[Data for this exercise]:
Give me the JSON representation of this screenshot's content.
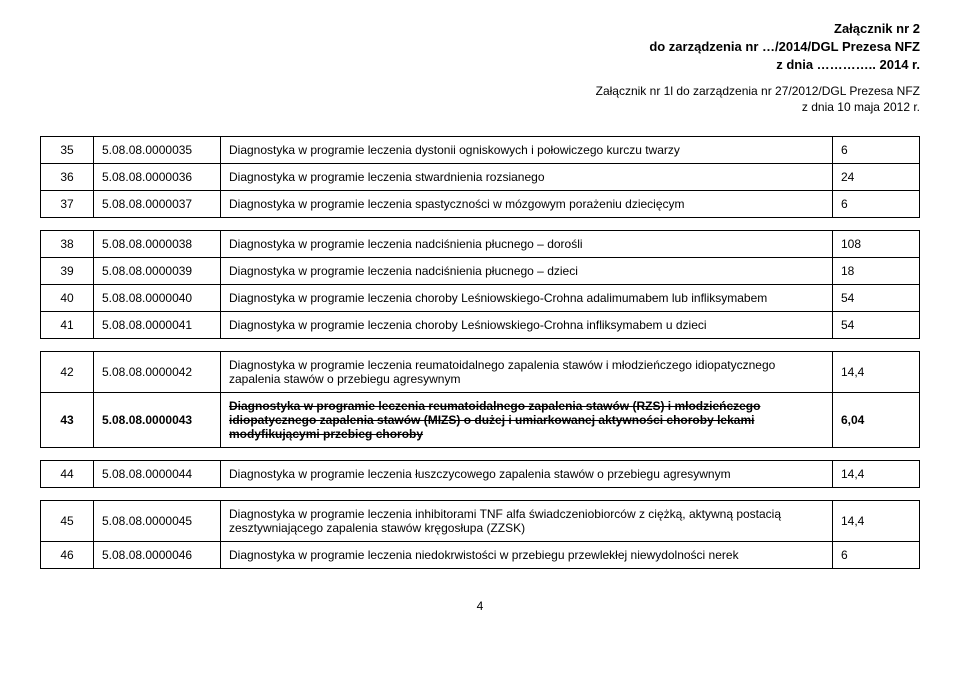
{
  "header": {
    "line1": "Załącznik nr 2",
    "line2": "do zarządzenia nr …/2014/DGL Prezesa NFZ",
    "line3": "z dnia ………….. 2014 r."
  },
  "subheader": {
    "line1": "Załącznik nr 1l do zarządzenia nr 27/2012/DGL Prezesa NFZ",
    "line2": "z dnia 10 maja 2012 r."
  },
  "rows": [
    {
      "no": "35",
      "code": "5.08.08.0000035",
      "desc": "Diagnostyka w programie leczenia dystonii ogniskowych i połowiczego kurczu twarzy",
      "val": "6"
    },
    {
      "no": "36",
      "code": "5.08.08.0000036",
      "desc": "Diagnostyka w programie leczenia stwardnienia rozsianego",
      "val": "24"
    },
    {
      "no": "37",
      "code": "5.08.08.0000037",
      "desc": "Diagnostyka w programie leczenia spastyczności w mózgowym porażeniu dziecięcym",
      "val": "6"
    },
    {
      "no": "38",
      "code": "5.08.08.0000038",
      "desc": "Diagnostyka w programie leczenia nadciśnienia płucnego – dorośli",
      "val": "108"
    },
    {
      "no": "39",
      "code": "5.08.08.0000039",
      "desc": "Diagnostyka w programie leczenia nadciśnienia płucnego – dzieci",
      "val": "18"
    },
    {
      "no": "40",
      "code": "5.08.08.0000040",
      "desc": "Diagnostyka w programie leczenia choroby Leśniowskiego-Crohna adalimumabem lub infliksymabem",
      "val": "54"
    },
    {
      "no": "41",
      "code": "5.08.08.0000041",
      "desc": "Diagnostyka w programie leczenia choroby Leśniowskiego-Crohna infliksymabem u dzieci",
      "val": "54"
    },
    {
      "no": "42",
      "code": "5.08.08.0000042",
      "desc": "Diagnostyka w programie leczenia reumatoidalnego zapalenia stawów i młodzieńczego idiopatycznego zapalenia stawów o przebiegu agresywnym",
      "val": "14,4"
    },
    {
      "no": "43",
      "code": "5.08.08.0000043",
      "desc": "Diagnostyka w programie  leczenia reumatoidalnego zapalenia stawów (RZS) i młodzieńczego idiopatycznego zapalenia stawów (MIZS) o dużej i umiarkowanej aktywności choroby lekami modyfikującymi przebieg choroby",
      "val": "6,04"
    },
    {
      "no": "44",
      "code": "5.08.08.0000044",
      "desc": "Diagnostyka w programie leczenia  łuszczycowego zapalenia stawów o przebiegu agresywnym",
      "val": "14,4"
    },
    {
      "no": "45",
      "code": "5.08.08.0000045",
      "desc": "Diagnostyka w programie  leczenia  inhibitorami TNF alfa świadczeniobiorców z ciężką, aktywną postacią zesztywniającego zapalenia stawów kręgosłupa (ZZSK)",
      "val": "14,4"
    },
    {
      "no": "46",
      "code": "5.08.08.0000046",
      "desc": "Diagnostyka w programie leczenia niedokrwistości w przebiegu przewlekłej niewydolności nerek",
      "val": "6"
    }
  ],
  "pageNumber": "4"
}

[What you have to do]: Select and copy every line of the material that holds the string "infliksymabem".

[Exercise answer]:
      "desc": "Diagnostyka w programie leczenia choroby Leśniowskiego-Crohna adalimumabem lub infliksymabem",
      "desc": "Diagnostyka w programie leczenia choroby Leśniowskiego-Crohna infliksymabem u dzieci",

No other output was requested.